## Required task
Collect each line containing "Chocolate".

## Provided data
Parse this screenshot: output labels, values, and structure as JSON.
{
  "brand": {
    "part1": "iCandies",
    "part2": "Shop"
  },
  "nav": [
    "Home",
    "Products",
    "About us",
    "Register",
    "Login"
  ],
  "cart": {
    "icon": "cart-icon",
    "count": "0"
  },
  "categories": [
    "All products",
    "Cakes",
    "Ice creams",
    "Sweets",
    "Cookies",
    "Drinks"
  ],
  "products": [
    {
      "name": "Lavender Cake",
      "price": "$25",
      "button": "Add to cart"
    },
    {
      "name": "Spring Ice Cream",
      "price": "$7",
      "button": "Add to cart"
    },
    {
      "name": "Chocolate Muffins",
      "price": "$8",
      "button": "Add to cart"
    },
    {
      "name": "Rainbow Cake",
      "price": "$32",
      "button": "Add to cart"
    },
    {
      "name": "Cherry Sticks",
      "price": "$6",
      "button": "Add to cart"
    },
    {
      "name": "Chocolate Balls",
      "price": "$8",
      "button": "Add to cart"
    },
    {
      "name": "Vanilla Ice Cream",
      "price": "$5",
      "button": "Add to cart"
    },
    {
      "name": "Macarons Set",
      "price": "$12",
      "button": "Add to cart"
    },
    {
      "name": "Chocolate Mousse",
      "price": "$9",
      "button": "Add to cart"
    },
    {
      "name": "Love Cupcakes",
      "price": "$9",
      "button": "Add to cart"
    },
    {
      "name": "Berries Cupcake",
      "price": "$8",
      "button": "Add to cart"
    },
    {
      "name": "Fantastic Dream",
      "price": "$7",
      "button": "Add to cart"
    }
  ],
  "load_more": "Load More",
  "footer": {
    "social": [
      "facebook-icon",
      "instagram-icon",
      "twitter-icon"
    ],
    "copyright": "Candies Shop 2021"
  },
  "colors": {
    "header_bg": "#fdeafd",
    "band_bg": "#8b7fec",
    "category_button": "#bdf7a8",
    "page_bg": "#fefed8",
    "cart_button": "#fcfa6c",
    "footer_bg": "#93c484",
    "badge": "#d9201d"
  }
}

## Written reply
      "name": "Chocolate Muffins",
      "name": "Chocolate Balls",
      "name": "Chocolate Mousse",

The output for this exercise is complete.